■ Exercise description
Give only the count of lines containing "warmside".

━━ Records for this task ━━

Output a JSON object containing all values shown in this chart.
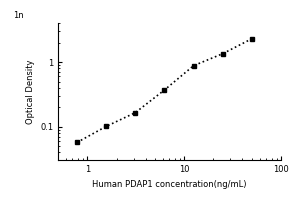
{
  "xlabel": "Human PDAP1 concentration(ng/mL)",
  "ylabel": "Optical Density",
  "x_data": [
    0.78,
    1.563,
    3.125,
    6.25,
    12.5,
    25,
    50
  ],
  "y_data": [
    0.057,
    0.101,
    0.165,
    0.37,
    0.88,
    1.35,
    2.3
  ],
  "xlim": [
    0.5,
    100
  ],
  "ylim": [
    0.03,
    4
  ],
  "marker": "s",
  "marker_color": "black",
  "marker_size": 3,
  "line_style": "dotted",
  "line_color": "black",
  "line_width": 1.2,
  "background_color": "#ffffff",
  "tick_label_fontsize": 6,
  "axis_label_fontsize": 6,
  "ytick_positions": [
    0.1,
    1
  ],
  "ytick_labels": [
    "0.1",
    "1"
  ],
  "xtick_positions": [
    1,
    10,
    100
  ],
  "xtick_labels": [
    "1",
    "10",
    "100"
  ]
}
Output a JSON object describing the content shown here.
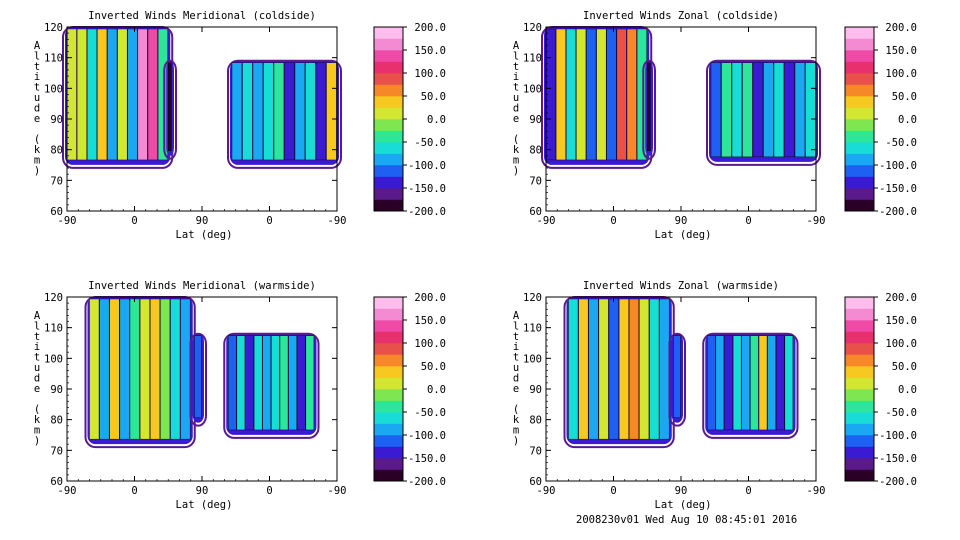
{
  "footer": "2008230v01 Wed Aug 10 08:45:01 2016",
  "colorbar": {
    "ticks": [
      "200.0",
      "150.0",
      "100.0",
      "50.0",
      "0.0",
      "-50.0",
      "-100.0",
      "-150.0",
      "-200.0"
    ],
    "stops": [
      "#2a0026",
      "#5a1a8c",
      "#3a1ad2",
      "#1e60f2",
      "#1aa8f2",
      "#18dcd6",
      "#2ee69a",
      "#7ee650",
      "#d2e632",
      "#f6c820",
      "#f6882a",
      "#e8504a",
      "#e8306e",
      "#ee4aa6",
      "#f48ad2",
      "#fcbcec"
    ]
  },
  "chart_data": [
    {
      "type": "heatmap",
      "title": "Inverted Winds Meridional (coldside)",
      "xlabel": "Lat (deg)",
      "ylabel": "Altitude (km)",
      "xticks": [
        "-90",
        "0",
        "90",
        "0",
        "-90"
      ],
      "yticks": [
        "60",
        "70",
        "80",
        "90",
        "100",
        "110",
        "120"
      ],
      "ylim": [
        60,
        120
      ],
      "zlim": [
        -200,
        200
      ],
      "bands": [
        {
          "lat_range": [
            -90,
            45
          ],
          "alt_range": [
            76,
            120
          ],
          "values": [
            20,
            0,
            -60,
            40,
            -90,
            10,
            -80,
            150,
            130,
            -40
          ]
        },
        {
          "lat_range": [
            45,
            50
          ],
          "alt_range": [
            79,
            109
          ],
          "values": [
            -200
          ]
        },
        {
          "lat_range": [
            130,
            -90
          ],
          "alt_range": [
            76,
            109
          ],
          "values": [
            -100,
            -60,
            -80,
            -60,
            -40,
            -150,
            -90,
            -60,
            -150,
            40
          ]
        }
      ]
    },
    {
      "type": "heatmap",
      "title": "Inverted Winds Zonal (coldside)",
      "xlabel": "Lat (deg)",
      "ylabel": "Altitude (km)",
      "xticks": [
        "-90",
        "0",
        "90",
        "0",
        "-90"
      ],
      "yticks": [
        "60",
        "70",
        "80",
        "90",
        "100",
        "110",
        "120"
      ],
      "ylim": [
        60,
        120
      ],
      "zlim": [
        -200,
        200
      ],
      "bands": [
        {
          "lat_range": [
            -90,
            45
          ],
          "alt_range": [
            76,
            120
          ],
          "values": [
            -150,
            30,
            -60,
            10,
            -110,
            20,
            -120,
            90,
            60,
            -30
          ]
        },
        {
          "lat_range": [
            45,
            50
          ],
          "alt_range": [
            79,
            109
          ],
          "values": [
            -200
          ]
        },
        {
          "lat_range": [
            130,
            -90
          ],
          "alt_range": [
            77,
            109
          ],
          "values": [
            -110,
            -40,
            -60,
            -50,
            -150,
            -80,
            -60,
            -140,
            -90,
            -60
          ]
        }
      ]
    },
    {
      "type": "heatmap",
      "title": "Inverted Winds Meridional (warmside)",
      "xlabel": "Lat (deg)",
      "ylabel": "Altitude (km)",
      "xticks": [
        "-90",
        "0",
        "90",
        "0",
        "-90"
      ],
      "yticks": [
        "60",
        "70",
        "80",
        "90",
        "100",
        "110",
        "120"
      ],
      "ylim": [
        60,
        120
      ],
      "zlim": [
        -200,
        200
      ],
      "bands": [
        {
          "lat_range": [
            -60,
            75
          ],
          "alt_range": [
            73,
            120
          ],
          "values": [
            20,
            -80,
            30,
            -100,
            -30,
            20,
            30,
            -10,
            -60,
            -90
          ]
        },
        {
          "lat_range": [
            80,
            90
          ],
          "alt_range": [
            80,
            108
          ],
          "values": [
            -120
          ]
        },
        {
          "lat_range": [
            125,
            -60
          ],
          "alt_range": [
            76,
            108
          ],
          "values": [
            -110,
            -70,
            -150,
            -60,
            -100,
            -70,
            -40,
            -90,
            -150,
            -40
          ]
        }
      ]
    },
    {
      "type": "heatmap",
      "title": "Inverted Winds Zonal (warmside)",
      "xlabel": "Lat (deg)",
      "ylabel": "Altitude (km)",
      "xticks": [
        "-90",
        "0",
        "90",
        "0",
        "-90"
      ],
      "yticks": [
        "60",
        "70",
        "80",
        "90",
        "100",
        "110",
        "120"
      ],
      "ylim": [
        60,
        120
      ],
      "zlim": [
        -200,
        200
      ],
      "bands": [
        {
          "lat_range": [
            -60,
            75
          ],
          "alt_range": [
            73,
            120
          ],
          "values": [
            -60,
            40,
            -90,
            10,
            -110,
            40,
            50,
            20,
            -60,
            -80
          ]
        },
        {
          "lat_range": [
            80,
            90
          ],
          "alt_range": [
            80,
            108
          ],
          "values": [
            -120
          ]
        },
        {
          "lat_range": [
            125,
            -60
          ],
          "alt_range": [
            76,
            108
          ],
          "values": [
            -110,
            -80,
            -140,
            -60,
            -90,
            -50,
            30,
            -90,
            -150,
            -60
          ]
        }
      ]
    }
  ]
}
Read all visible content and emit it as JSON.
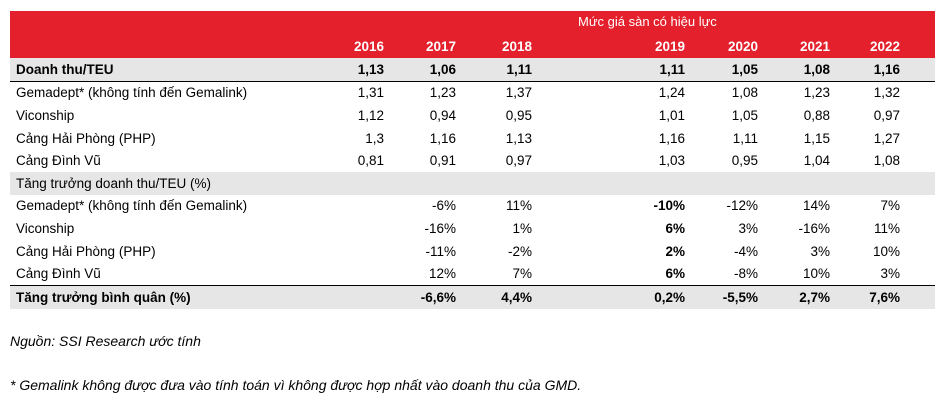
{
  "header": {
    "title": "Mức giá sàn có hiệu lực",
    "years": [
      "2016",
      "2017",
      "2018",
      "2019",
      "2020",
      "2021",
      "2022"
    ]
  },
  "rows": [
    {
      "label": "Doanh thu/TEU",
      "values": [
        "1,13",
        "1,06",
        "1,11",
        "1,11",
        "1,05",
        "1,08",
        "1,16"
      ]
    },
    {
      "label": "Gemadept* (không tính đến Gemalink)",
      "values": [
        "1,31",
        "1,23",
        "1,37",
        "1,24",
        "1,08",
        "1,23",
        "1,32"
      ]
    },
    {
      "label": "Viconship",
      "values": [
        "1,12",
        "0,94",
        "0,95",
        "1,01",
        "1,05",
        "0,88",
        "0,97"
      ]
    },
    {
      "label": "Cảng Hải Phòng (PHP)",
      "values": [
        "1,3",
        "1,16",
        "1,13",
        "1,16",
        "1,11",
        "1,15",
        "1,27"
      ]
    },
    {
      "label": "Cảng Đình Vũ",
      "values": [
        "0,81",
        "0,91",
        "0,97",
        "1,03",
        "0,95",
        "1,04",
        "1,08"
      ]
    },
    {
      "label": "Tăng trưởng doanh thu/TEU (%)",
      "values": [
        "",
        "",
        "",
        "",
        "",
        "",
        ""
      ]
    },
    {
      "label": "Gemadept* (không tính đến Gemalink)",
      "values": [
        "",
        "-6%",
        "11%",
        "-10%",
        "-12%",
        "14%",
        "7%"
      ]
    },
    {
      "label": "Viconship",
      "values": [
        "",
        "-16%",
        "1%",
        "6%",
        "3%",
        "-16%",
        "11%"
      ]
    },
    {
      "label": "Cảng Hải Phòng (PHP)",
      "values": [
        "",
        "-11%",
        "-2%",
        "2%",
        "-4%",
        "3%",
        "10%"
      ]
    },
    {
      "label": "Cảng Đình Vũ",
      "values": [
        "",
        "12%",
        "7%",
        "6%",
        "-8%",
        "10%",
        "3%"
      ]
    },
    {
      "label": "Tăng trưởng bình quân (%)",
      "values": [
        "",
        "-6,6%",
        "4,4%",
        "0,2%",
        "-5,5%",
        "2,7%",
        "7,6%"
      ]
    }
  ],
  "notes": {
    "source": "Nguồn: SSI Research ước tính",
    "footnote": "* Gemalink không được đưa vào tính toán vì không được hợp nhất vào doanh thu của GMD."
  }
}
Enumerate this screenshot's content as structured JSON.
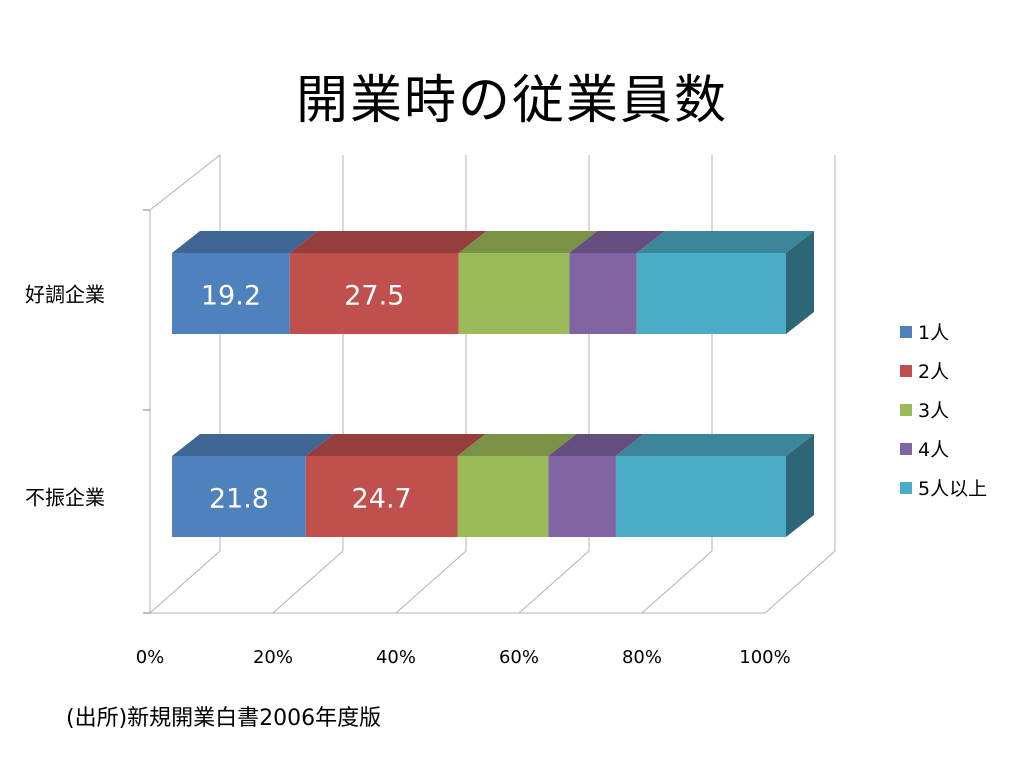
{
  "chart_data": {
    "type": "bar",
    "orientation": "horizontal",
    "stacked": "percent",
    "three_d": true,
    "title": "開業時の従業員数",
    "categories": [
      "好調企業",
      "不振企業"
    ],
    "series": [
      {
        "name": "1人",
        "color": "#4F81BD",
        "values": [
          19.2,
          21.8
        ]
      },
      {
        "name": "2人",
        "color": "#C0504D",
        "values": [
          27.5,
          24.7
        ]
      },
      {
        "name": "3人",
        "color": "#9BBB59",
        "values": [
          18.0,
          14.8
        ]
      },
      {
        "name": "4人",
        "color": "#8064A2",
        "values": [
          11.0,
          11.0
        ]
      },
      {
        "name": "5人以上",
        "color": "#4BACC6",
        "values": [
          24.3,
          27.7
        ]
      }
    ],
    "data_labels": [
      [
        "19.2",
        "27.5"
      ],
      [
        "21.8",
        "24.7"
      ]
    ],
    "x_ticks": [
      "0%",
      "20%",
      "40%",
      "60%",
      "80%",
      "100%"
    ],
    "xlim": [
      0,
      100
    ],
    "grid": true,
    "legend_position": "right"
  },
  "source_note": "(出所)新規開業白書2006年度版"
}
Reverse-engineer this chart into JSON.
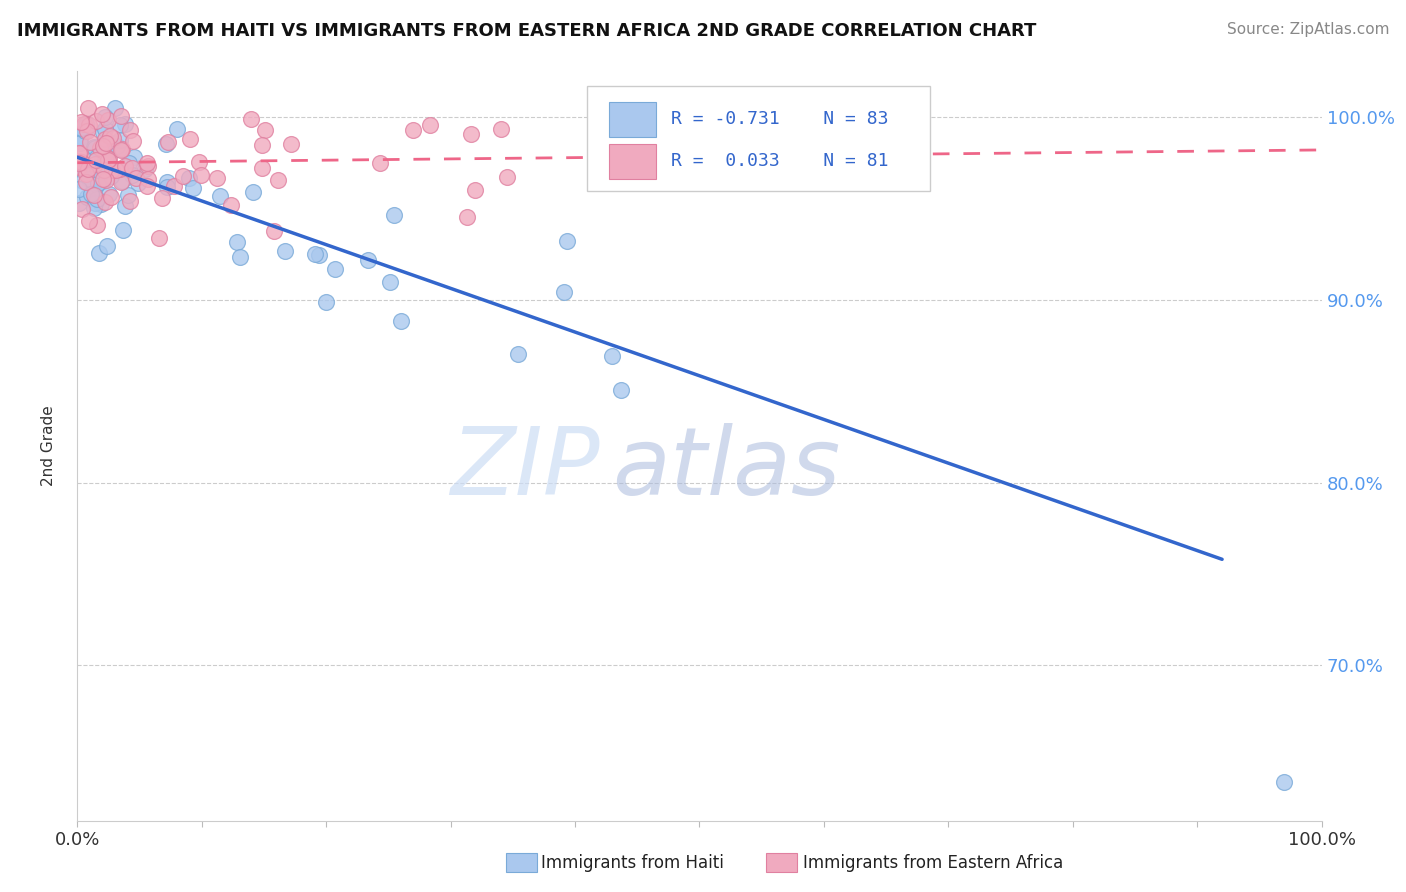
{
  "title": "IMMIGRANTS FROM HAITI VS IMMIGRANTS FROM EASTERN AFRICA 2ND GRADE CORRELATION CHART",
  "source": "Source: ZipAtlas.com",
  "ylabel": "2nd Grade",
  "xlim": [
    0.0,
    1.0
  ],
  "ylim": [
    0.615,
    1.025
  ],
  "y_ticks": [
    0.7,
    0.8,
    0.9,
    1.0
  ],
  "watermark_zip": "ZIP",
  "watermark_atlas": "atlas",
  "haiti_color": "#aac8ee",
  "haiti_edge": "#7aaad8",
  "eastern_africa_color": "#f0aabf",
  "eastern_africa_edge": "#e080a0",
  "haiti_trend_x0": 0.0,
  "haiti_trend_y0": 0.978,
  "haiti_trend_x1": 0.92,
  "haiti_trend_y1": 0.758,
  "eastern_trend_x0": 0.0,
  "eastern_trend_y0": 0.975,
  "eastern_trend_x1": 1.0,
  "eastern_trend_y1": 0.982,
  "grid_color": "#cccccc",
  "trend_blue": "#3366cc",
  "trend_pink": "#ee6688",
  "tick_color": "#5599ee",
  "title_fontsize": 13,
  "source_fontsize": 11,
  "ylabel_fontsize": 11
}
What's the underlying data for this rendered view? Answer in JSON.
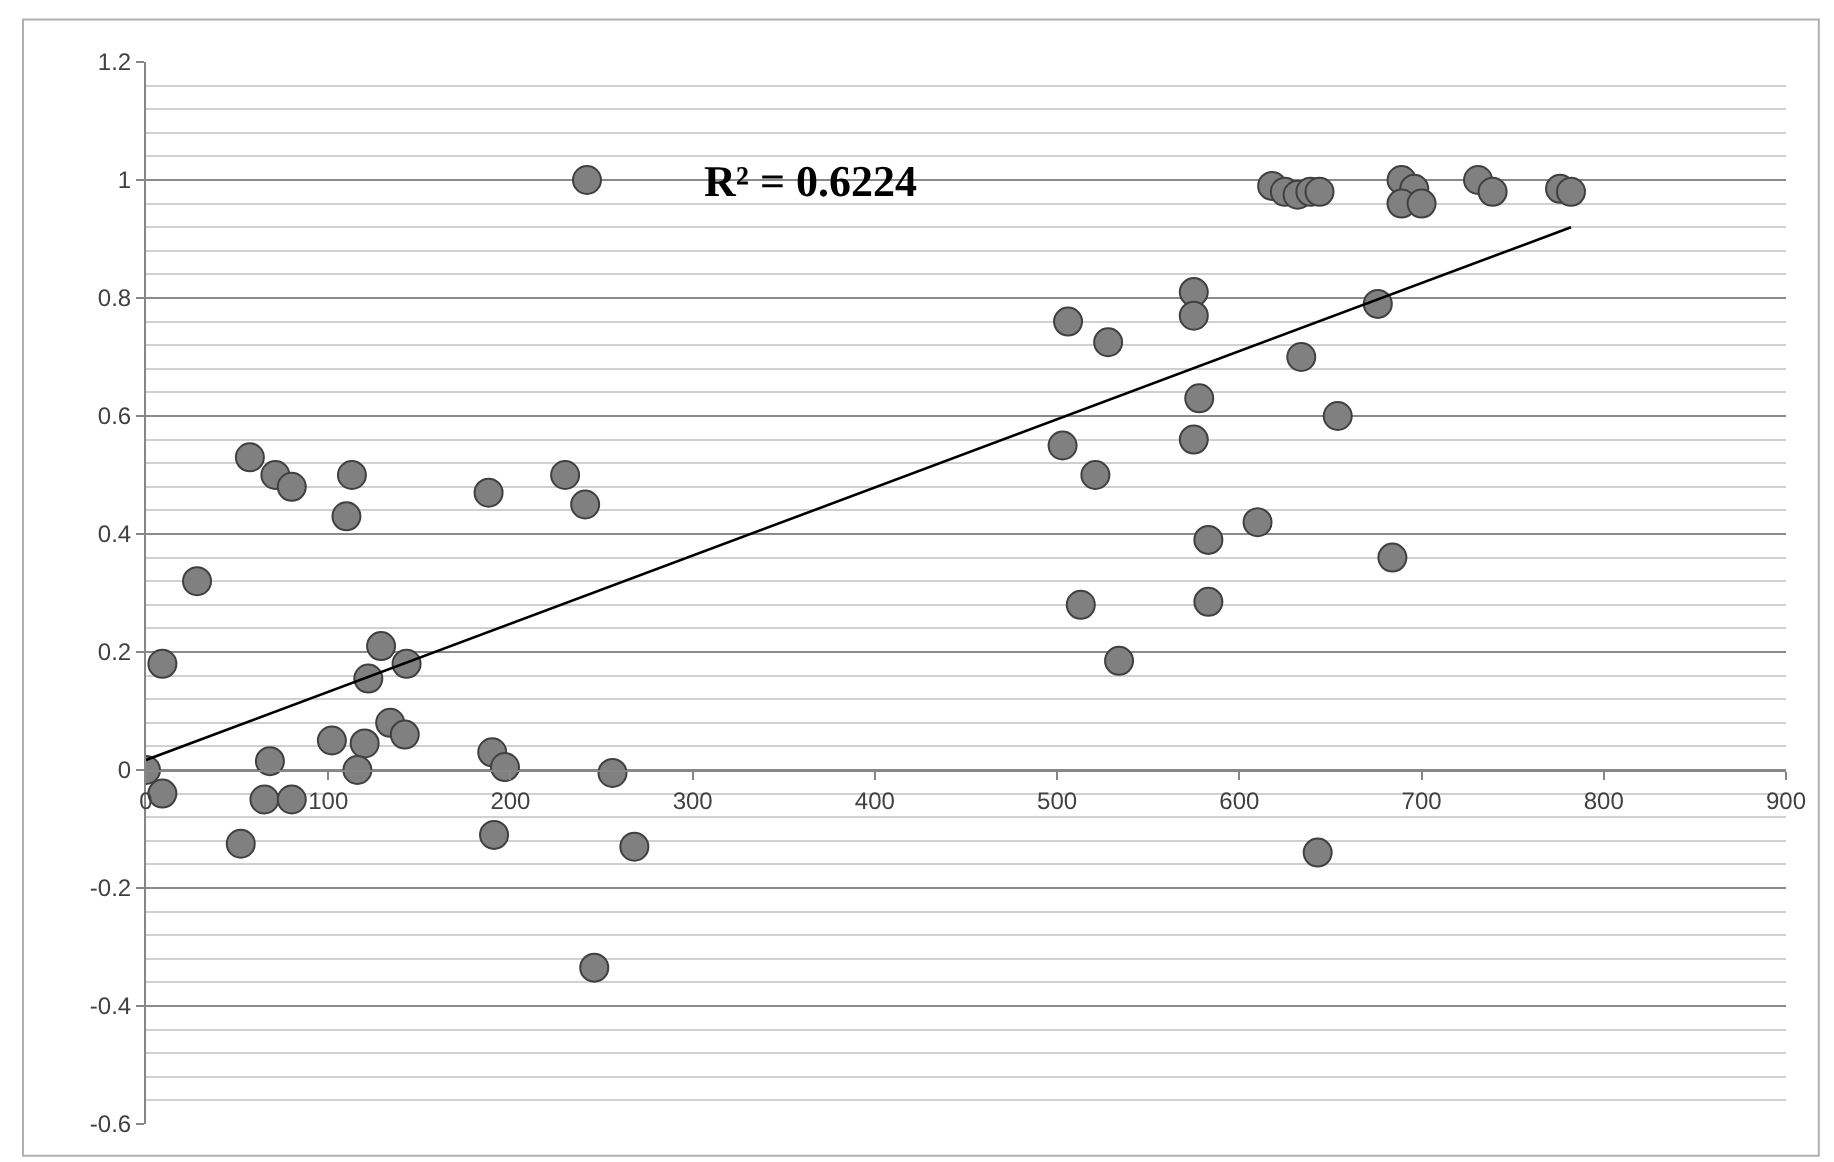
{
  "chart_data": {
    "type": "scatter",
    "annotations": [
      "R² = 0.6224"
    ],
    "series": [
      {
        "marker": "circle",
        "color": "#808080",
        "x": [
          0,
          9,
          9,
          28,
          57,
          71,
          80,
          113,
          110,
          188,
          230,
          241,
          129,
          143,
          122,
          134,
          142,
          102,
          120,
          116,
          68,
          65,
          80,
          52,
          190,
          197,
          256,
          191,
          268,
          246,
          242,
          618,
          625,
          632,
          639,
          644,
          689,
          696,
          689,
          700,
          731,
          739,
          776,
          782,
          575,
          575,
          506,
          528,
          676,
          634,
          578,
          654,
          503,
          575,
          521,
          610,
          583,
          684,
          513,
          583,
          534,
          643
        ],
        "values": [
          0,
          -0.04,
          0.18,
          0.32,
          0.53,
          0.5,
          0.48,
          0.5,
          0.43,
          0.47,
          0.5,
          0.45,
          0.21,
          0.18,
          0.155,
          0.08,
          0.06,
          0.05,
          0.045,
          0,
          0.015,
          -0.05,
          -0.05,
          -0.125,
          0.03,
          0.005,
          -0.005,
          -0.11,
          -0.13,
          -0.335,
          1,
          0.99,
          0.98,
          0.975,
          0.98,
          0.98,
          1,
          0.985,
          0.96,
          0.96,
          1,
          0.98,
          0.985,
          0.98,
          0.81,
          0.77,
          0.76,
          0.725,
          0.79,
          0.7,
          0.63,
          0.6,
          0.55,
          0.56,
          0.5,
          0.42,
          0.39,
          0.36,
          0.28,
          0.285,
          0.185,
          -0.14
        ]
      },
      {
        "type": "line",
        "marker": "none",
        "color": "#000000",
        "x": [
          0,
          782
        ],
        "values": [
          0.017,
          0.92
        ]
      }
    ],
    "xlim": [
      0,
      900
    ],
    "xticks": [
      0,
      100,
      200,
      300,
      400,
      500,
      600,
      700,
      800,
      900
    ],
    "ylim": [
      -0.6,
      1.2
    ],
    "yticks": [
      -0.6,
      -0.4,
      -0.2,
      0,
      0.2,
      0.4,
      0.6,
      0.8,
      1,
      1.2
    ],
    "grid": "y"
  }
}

━━━

■ Result for this task
2